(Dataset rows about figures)
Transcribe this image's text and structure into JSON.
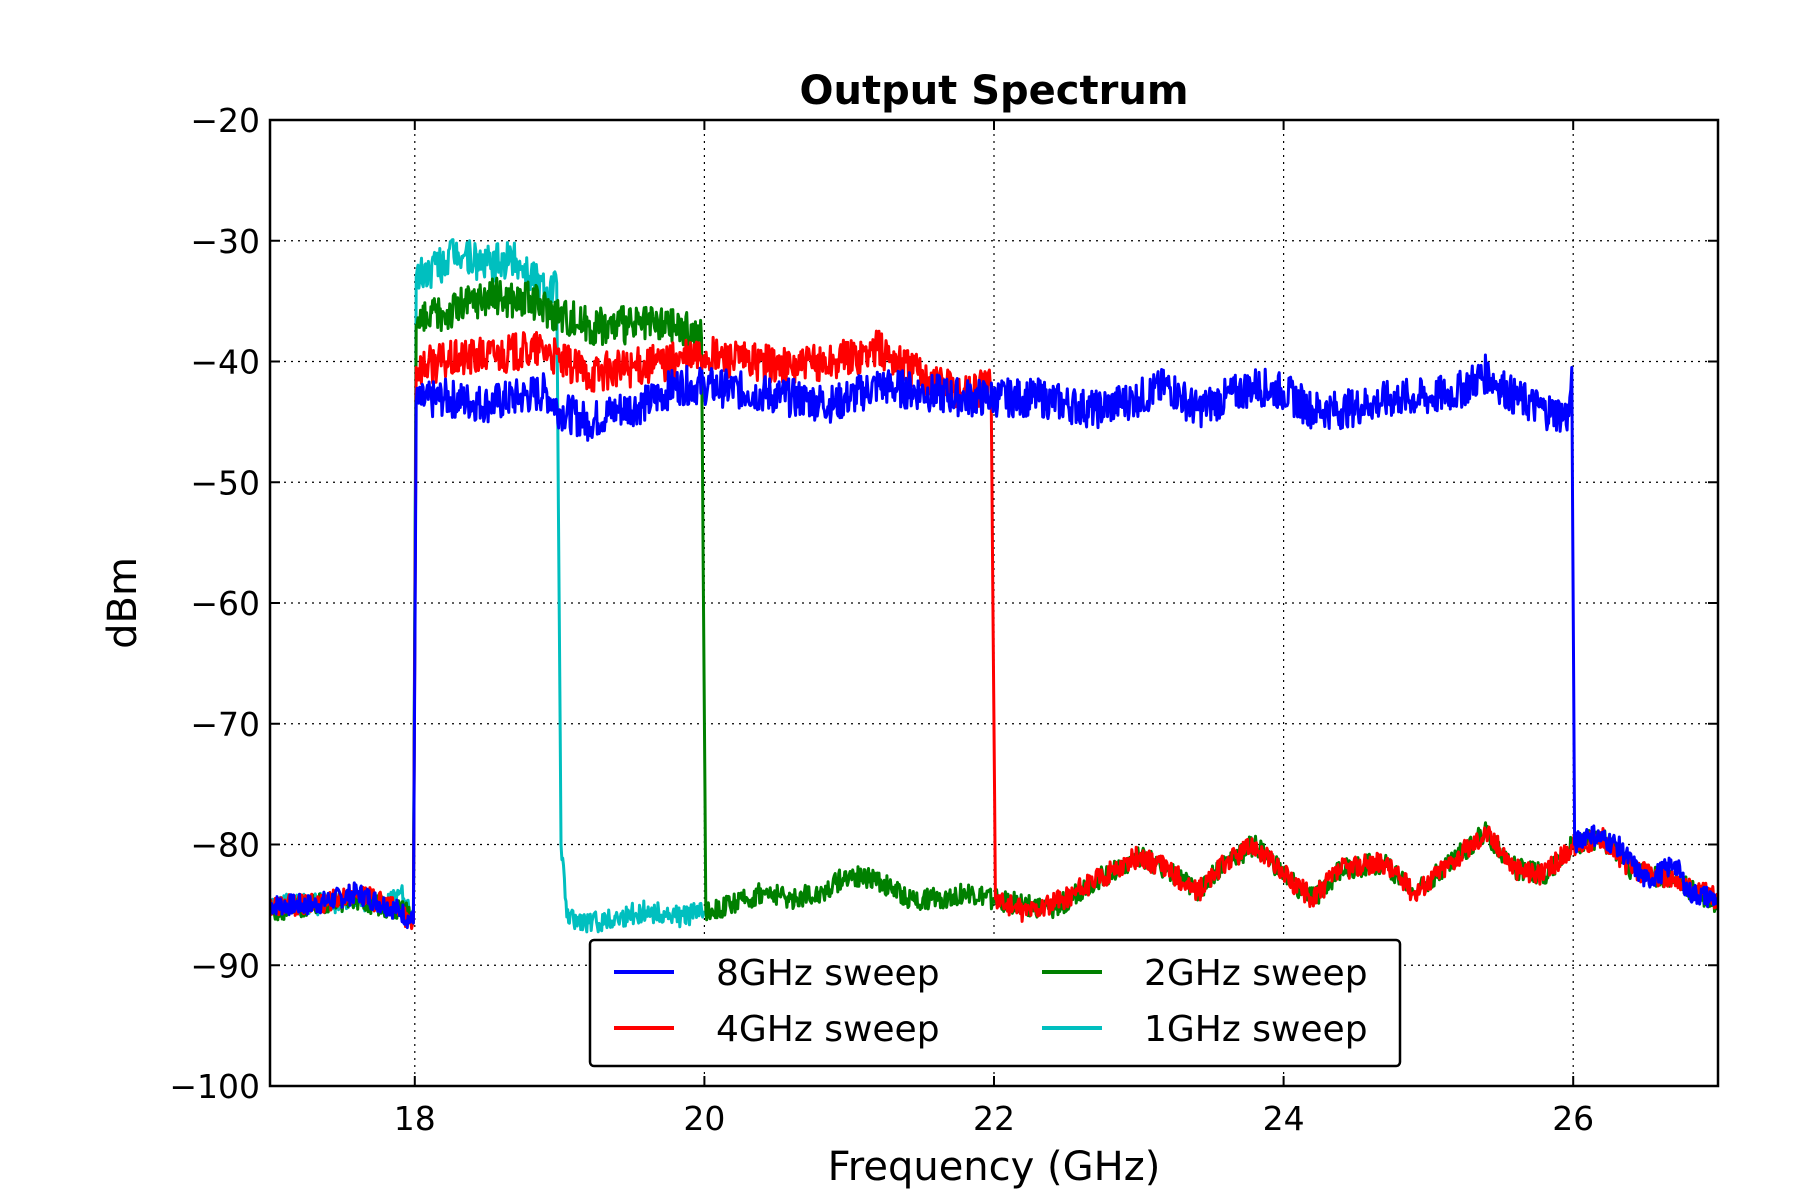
{
  "chart_data": {
    "type": "line",
    "title": "Output Spectrum",
    "xlabel": "Frequency (GHz)",
    "ylabel": "dBm",
    "xlim": [
      17,
      27
    ],
    "ylim": [
      -100,
      -20
    ],
    "x_ticks": [
      18,
      20,
      22,
      24,
      26
    ],
    "x_tick_labels": [
      "18",
      "20",
      "22",
      "24",
      "26"
    ],
    "y_ticks": [
      -20,
      -30,
      -40,
      -50,
      -60,
      -70,
      -80,
      -90,
      -100
    ],
    "y_tick_labels": [
      "−20",
      "−30",
      "−40",
      "−50",
      "−60",
      "−70",
      "−80",
      "−90",
      "−100"
    ],
    "grid": true,
    "legend_position": "lower-center",
    "series": [
      {
        "name": "8GHz sweep",
        "color": "#0000ff",
        "x": [
          17.0,
          17.3,
          17.6,
          17.9,
          17.99,
          18.01,
          18.2,
          18.5,
          18.9,
          19.0,
          19.2,
          19.4,
          19.6,
          19.8,
          20.0,
          20.3,
          20.6,
          20.9,
          21.2,
          21.5,
          21.8,
          22.0,
          22.3,
          22.5,
          22.7,
          23.0,
          23.2,
          23.4,
          23.6,
          23.8,
          24.0,
          24.2,
          24.4,
          24.6,
          24.8,
          25.0,
          25.2,
          25.4,
          25.6,
          25.8,
          25.97,
          25.99,
          26.01,
          26.1,
          26.3,
          26.5,
          26.65,
          26.7,
          26.8,
          27.0
        ],
        "y": [
          -85,
          -85,
          -84,
          -85.5,
          -86.5,
          -43.5,
          -43,
          -43.5,
          -42.5,
          -44,
          -45,
          -44,
          -43.5,
          -42,
          -42,
          -42.5,
          -43,
          -43.5,
          -42,
          -42.5,
          -43,
          -43,
          -43,
          -43.5,
          -44,
          -43,
          -42,
          -44,
          -43,
          -42,
          -42.5,
          -44,
          -44,
          -43.5,
          -43,
          -43,
          -42.5,
          -41,
          -43,
          -44,
          -44.5,
          -40.5,
          -80,
          -79,
          -80,
          -83,
          -82,
          -81.5,
          -84,
          -84.5
        ]
      },
      {
        "name": "4GHz sweep",
        "color": "#ff0000",
        "x": [
          17.0,
          17.3,
          17.6,
          17.9,
          17.99,
          18.01,
          18.2,
          18.5,
          18.9,
          19.0,
          19.2,
          19.5,
          19.8,
          20.0,
          20.3,
          20.6,
          20.9,
          21.2,
          21.5,
          21.8,
          21.98,
          22.01,
          22.2,
          22.4,
          22.7,
          23.0,
          23.2,
          23.4,
          23.6,
          23.8,
          24.0,
          24.2,
          24.4,
          24.7,
          24.9,
          25.1,
          25.4,
          25.6,
          25.8,
          26.0,
          26.2,
          26.4,
          26.7,
          27.0
        ],
        "y": [
          -85,
          -85,
          -84,
          -85.5,
          -86.5,
          -40.5,
          -40,
          -39.5,
          -39,
          -40,
          -41,
          -40.5,
          -40,
          -39.5,
          -40,
          -40.5,
          -40,
          -39,
          -41,
          -42.5,
          -42,
          -84.5,
          -85.5,
          -85,
          -83,
          -81,
          -82,
          -84,
          -81.5,
          -80,
          -82.5,
          -84.5,
          -82,
          -81.5,
          -84,
          -82,
          -79,
          -82,
          -82.5,
          -80,
          -79.5,
          -82,
          -83,
          -84.5
        ]
      },
      {
        "name": "2GHz sweep",
        "color": "#008000",
        "x": [
          17.0,
          17.3,
          17.6,
          17.9,
          17.99,
          18.01,
          18.2,
          18.5,
          18.8,
          19.0,
          19.2,
          19.5,
          19.8,
          19.98,
          20.01,
          20.2,
          20.4,
          20.6,
          20.8,
          21.0,
          21.2,
          21.4,
          21.6,
          21.8,
          22.0,
          22.2,
          22.4,
          22.7,
          23.0,
          23.2,
          23.4,
          23.6,
          23.8,
          24.0,
          24.2,
          24.4,
          24.7,
          24.9,
          25.1,
          25.4,
          25.6,
          25.8,
          26.0,
          26.2,
          26.4,
          26.7,
          27.0
        ],
        "y": [
          -85.5,
          -85,
          -84.5,
          -85.5,
          -86,
          -37,
          -36,
          -34.5,
          -35,
          -36,
          -37,
          -37,
          -37,
          -38,
          -85.5,
          -85,
          -84,
          -84.5,
          -84,
          -82.5,
          -83,
          -84.5,
          -84.5,
          -84,
          -84.5,
          -85,
          -85.5,
          -83,
          -81,
          -82,
          -84,
          -81.5,
          -80,
          -82.5,
          -84.5,
          -82,
          -81.5,
          -84,
          -82,
          -79,
          -82,
          -82.5,
          -80,
          -79.5,
          -82,
          -83,
          -85
        ]
      },
      {
        "name": "1GHz sweep",
        "color": "#00bfbf",
        "x": [
          17.0,
          17.3,
          17.6,
          17.8,
          17.9,
          17.99,
          18.01,
          18.1,
          18.3,
          18.5,
          18.7,
          18.9,
          18.98,
          19.01,
          19.05,
          19.2,
          19.4,
          19.6,
          19.8,
          20.0
        ],
        "y": [
          -85,
          -85,
          -84.5,
          -85,
          -84,
          -86,
          -33,
          -32.5,
          -31,
          -32,
          -31.5,
          -34,
          -33.5,
          -80,
          -86,
          -86.5,
          -86,
          -85.5,
          -86,
          -85.5
        ]
      }
    ]
  }
}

GIVEN EXERCISE:
Report every line in the data above in which the word "name" appears.

COMPLETE RESPONSE:
        "name": "8GHz sweep",
        "name": "4GHz sweep",
        "name": "2GHz sweep",
        "name": "1GHz sweep",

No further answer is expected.